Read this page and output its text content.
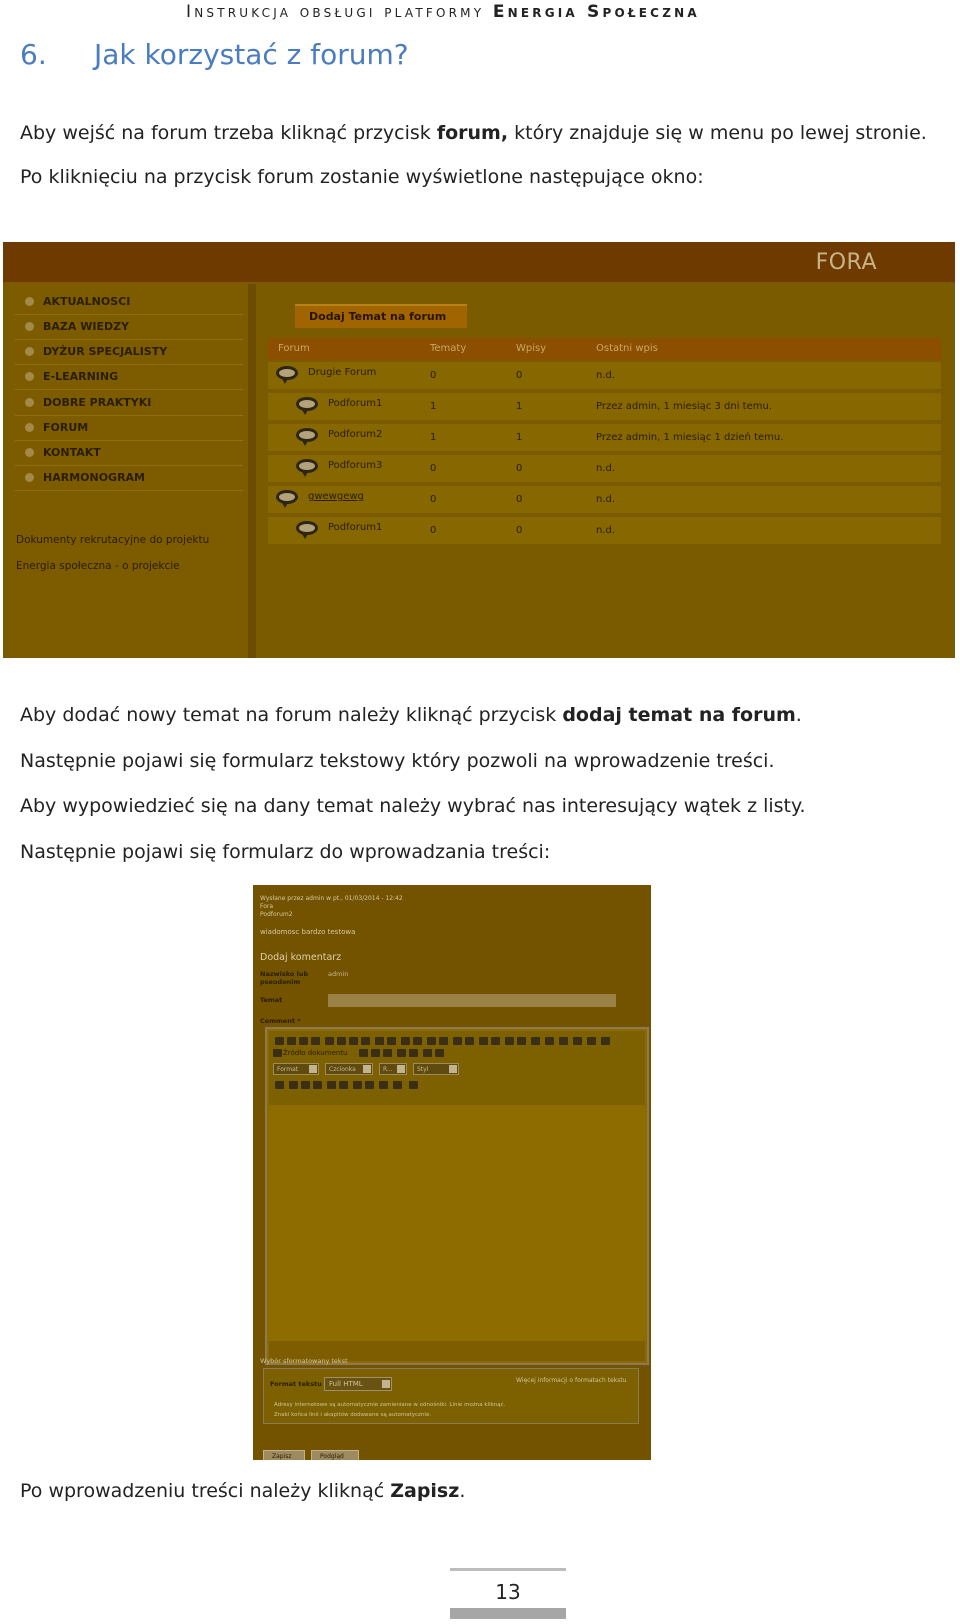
Instrukcja obsługi platformy Energia Społeczna
6. Jak korzystać z forum?

Aby wejść na forum trzeba kliknąć przycisk forum, który znajduje się w menu po lewej stronie.

Po kliknięciu na przycisk forum zostanie wyświetlone następujące okno:

FORA
AKTUALNOSCI
BAZA WIEDZY
DYŻUR SPECJALISTY
E-LEARNING
DOBRE PRAKTYKI
FORUM
KONTAKT
HARMONOGRAM
Dokumenty rekrutacyjne do projektu
Energia społeczna - o projekcie
Dodaj Temat na forum
Forum	Tematy	Wpisy	Ostatni wpis
Drugie Forum	0	0	n.d.
Podforum1	1	1	Przez admin, 1 miesiąc 3 dni temu.
Podforum2	1	1	Przez admin, 1 miesiąc 1 dzień temu.
Podforum3	0	0	n.d.
gwewgewg	0	0	n.d.
Podforum1	0	0	n.d.

Aby dodać nowy temat na forum należy kliknąć przycisk dodaj temat na forum.

Następnie pojawi się formularz tekstowy który pozwoli na wprowadzenie treści.

Aby wypowiedzieć się na dany temat należy wybrać nas interesujący wątek z listy.

Następnie pojawi się formularz do wprowadzania treści:

Wysłane przez admin w pt., 01/03/2014 - 12:42
Fora
Podforum2
wiadomosc bardzo testowa
Dodaj komentarz
Nazwisko lub pseudonim
admin
Temat
Comment *
Źródło dokumentu
Format	Czcionka	R...	Styl
Wybór sformatowany tekst
Format tekstu	Full HTML	Więcej informacji o formatach tekstu
Adresy internetowe są automatycznie zamieniane w odnośniki. Linie można kliknąć.
Znaki końca linii i akapitów dodawane są automatycznie.
Zapisz	Podgląd

Po wprowadzeniu treści należy kliknąć Zapisz.

13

• • •

== Directive ==
Look over the material above and show each line where "automatycznie" appears.

== Correct answer ==
Adresy internetowe są automatycznie zamieniane w odnośniki. Linie można kliknąć.
Znaki końca linii i akapitów dodawane są automatycznie.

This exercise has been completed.